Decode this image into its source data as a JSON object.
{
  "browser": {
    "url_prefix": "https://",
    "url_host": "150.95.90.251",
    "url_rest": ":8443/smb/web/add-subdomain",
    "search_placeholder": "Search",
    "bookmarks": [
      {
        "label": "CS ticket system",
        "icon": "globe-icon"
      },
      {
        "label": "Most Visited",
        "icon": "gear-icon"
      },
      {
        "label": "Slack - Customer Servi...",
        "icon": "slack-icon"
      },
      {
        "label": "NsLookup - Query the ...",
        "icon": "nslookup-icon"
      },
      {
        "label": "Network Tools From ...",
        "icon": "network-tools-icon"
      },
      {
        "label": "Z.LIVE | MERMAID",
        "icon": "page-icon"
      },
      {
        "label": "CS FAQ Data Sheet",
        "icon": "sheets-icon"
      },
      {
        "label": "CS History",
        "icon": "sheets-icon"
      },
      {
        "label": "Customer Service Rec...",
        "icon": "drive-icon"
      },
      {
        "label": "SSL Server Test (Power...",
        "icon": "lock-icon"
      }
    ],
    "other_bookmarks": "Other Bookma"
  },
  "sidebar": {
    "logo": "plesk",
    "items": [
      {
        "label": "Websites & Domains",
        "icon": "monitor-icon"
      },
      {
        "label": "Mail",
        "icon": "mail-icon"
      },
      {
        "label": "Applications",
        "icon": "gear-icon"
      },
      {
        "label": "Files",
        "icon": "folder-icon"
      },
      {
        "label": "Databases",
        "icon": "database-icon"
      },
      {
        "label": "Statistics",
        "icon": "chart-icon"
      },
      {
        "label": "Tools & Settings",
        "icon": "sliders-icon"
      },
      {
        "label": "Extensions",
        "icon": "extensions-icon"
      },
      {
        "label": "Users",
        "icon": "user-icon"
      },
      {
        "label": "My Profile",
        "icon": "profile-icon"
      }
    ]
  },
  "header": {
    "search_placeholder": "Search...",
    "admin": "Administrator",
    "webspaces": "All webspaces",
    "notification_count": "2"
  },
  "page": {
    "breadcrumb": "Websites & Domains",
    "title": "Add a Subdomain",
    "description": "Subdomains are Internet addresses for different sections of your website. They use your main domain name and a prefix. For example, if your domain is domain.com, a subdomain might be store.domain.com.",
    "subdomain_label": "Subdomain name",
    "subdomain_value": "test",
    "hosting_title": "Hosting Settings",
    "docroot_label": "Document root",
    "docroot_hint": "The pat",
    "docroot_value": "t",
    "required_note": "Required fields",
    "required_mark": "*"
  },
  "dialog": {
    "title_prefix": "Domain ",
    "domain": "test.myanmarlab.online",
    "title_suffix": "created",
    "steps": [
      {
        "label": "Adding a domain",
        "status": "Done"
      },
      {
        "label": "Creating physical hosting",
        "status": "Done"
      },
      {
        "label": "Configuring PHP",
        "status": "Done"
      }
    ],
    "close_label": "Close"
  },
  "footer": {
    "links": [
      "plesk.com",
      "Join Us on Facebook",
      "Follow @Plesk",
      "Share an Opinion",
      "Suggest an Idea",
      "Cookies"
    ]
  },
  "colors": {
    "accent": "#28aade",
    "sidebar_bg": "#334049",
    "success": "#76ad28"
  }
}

What the task asks =
Above are some records; repeat all of them exactly.

Result of the task =
Decode this image into its source data as a JSON object.
{
  "browser": {
    "url_prefix": "https://",
    "url_host": "150.95.90.251",
    "url_rest": ":8443/smb/web/add-subdomain",
    "search_placeholder": "Search",
    "bookmarks": [
      {
        "label": "CS ticket system",
        "icon": "globe-icon"
      },
      {
        "label": "Most Visited",
        "icon": "gear-icon"
      },
      {
        "label": "Slack - Customer Servi...",
        "icon": "slack-icon"
      },
      {
        "label": "NsLookup - Query the ...",
        "icon": "nslookup-icon"
      },
      {
        "label": "Network Tools From ...",
        "icon": "network-tools-icon"
      },
      {
        "label": "Z.LIVE | MERMAID",
        "icon": "page-icon"
      },
      {
        "label": "CS FAQ Data Sheet",
        "icon": "sheets-icon"
      },
      {
        "label": "CS History",
        "icon": "sheets-icon"
      },
      {
        "label": "Customer Service Rec...",
        "icon": "drive-icon"
      },
      {
        "label": "SSL Server Test (Power...",
        "icon": "lock-icon"
      }
    ],
    "other_bookmarks": "Other Bookma"
  },
  "sidebar": {
    "logo": "plesk",
    "items": [
      {
        "label": "Websites & Domains",
        "icon": "monitor-icon"
      },
      {
        "label": "Mail",
        "icon": "mail-icon"
      },
      {
        "label": "Applications",
        "icon": "gear-icon"
      },
      {
        "label": "Files",
        "icon": "folder-icon"
      },
      {
        "label": "Databases",
        "icon": "database-icon"
      },
      {
        "label": "Statistics",
        "icon": "chart-icon"
      },
      {
        "label": "Tools & Settings",
        "icon": "sliders-icon"
      },
      {
        "label": "Extensions",
        "icon": "extensions-icon"
      },
      {
        "label": "Users",
        "icon": "user-icon"
      },
      {
        "label": "My Profile",
        "icon": "profile-icon"
      }
    ]
  },
  "header": {
    "search_placeholder": "Search...",
    "admin": "Administrator",
    "webspaces": "All webspaces",
    "notification_count": "2"
  },
  "page": {
    "breadcrumb": "Websites & Domains",
    "title": "Add a Subdomain",
    "description": "Subdomains are Internet addresses for different sections of your website. They use your main domain name and a prefix. For example, if your domain is domain.com, a subdomain might be store.domain.com.",
    "subdomain_label": "Subdomain name",
    "subdomain_value": "test",
    "hosting_title": "Hosting Settings",
    "docroot_label": "Document root",
    "docroot_hint": "The pat",
    "docroot_value": "t",
    "required_note": "Required fields",
    "required_mark": "*"
  },
  "dialog": {
    "title_prefix": "Domain ",
    "domain": "test.myanmarlab.online",
    "title_suffix": "created",
    "steps": [
      {
        "label": "Adding a domain",
        "status": "Done"
      },
      {
        "label": "Creating physical hosting",
        "status": "Done"
      },
      {
        "label": "Configuring PHP",
        "status": "Done"
      }
    ],
    "close_label": "Close"
  },
  "footer": {
    "links": [
      "plesk.com",
      "Join Us on Facebook",
      "Follow @Plesk",
      "Share an Opinion",
      "Suggest an Idea",
      "Cookies"
    ]
  },
  "colors": {
    "accent": "#28aade",
    "sidebar_bg": "#334049",
    "success": "#76ad28"
  }
}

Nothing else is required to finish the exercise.